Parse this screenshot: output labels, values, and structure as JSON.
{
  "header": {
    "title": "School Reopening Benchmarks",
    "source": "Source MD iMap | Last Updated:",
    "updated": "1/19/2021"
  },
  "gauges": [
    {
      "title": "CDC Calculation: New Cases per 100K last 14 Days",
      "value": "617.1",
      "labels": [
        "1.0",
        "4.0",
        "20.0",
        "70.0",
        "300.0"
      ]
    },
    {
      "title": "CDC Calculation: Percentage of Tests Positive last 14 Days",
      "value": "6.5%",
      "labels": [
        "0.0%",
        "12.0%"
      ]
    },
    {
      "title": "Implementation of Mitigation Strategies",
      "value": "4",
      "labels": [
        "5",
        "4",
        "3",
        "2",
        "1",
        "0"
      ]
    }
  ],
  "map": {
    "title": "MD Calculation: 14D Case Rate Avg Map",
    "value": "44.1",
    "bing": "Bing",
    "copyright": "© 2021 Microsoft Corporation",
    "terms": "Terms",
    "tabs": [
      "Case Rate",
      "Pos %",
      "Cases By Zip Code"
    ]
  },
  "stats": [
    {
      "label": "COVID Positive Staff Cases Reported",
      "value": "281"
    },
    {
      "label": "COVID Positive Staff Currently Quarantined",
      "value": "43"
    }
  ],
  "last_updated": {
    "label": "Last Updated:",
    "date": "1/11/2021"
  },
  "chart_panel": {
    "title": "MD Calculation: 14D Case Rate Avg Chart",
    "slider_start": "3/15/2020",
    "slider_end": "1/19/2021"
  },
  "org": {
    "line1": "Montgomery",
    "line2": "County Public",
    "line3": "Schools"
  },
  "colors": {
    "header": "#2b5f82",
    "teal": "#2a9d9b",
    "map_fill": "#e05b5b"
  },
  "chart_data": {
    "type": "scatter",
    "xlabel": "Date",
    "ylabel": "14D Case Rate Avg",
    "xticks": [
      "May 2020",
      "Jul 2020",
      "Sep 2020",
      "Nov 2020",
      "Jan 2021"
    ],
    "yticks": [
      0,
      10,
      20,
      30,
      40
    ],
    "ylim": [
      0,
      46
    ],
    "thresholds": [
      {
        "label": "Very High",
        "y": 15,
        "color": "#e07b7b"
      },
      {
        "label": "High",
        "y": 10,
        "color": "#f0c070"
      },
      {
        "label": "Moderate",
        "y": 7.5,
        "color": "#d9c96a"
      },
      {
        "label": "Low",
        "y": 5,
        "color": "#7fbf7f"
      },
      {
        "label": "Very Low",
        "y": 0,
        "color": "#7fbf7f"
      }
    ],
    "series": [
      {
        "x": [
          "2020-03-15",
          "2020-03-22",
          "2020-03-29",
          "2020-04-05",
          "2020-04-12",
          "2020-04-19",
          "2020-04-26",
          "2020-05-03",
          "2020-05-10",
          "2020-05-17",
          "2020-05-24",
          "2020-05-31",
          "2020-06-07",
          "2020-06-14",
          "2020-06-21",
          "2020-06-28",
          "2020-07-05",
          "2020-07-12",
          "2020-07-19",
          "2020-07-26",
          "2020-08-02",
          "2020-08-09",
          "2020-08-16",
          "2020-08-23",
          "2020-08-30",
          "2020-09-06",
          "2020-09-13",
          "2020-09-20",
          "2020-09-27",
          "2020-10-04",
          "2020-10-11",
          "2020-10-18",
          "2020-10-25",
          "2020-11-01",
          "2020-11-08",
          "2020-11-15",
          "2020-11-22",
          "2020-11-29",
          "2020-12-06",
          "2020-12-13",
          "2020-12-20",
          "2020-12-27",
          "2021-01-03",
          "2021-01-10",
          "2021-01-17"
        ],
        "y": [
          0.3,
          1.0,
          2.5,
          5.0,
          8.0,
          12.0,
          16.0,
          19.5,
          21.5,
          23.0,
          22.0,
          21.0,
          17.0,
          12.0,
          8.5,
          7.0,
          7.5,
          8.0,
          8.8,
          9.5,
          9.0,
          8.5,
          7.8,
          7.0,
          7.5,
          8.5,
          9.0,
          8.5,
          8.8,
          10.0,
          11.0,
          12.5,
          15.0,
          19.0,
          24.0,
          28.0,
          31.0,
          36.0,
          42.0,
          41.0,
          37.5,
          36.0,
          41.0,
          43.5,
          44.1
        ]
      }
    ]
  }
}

* * * *

TASK REQUIREMENTS:
Repeat the preceding lines exactly, please, every one of them.

RESPONSE TO THIS TASK:
Parse this screenshot: output labels, values, and structure as JSON.
{
  "header": {
    "title": "School Reopening Benchmarks",
    "source": "Source MD iMap | Last Updated:",
    "updated": "1/19/2021"
  },
  "gauges": [
    {
      "title": "CDC Calculation: New Cases per 100K last 14 Days",
      "value": "617.1",
      "labels": [
        "1.0",
        "4.0",
        "20.0",
        "70.0",
        "300.0"
      ]
    },
    {
      "title": "CDC Calculation: Percentage of Tests Positive last 14 Days",
      "value": "6.5%",
      "labels": [
        "0.0%",
        "12.0%"
      ]
    },
    {
      "title": "Implementation of Mitigation Strategies",
      "value": "4",
      "labels": [
        "5",
        "4",
        "3",
        "2",
        "1",
        "0"
      ]
    }
  ],
  "map": {
    "title": "MD Calculation: 14D Case Rate Avg Map",
    "value": "44.1",
    "bing": "Bing",
    "copyright": "© 2021 Microsoft Corporation",
    "terms": "Terms",
    "tabs": [
      "Case Rate",
      "Pos %",
      "Cases By Zip Code"
    ]
  },
  "stats": [
    {
      "label": "COVID Positive Staff Cases Reported",
      "value": "281"
    },
    {
      "label": "COVID Positive Staff Currently Quarantined",
      "value": "43"
    }
  ],
  "last_updated": {
    "label": "Last Updated:",
    "date": "1/11/2021"
  },
  "chart_panel": {
    "title": "MD Calculation: 14D Case Rate Avg Chart",
    "slider_start": "3/15/2020",
    "slider_end": "1/19/2021"
  },
  "org": {
    "line1": "Montgomery",
    "line2": "County Public",
    "line3": "Schools"
  },
  "colors": {
    "header": "#2b5f82",
    "teal": "#2a9d9b",
    "map_fill": "#e05b5b"
  },
  "chart_data": {
    "type": "scatter",
    "xlabel": "Date",
    "ylabel": "14D Case Rate Avg",
    "xticks": [
      "May 2020",
      "Jul 2020",
      "Sep 2020",
      "Nov 2020",
      "Jan 2021"
    ],
    "yticks": [
      0,
      10,
      20,
      30,
      40
    ],
    "ylim": [
      0,
      46
    ],
    "thresholds": [
      {
        "label": "Very High",
        "y": 15,
        "color": "#e07b7b"
      },
      {
        "label": "High",
        "y": 10,
        "color": "#f0c070"
      },
      {
        "label": "Moderate",
        "y": 7.5,
        "color": "#d9c96a"
      },
      {
        "label": "Low",
        "y": 5,
        "color": "#7fbf7f"
      },
      {
        "label": "Very Low",
        "y": 0,
        "color": "#7fbf7f"
      }
    ],
    "series": [
      {
        "x": [
          "2020-03-15",
          "2020-03-22",
          "2020-03-29",
          "2020-04-05",
          "2020-04-12",
          "2020-04-19",
          "2020-04-26",
          "2020-05-03",
          "2020-05-10",
          "2020-05-17",
          "2020-05-24",
          "2020-05-31",
          "2020-06-07",
          "2020-06-14",
          "2020-06-21",
          "2020-06-28",
          "2020-07-05",
          "2020-07-12",
          "2020-07-19",
          "2020-07-26",
          "2020-08-02",
          "2020-08-09",
          "2020-08-16",
          "2020-08-23",
          "2020-08-30",
          "2020-09-06",
          "2020-09-13",
          "2020-09-20",
          "2020-09-27",
          "2020-10-04",
          "2020-10-11",
          "2020-10-18",
          "2020-10-25",
          "2020-11-01",
          "2020-11-08",
          "2020-11-15",
          "2020-11-22",
          "2020-11-29",
          "2020-12-06",
          "2020-12-13",
          "2020-12-20",
          "2020-12-27",
          "2021-01-03",
          "2021-01-10",
          "2021-01-17"
        ],
        "y": [
          0.3,
          1.0,
          2.5,
          5.0,
          8.0,
          12.0,
          16.0,
          19.5,
          21.5,
          23.0,
          22.0,
          21.0,
          17.0,
          12.0,
          8.5,
          7.0,
          7.5,
          8.0,
          8.8,
          9.5,
          9.0,
          8.5,
          7.8,
          7.0,
          7.5,
          8.5,
          9.0,
          8.5,
          8.8,
          10.0,
          11.0,
          12.5,
          15.0,
          19.0,
          24.0,
          28.0,
          31.0,
          36.0,
          42.0,
          41.0,
          37.5,
          36.0,
          41.0,
          43.5,
          44.1
        ]
      }
    ]
  }
}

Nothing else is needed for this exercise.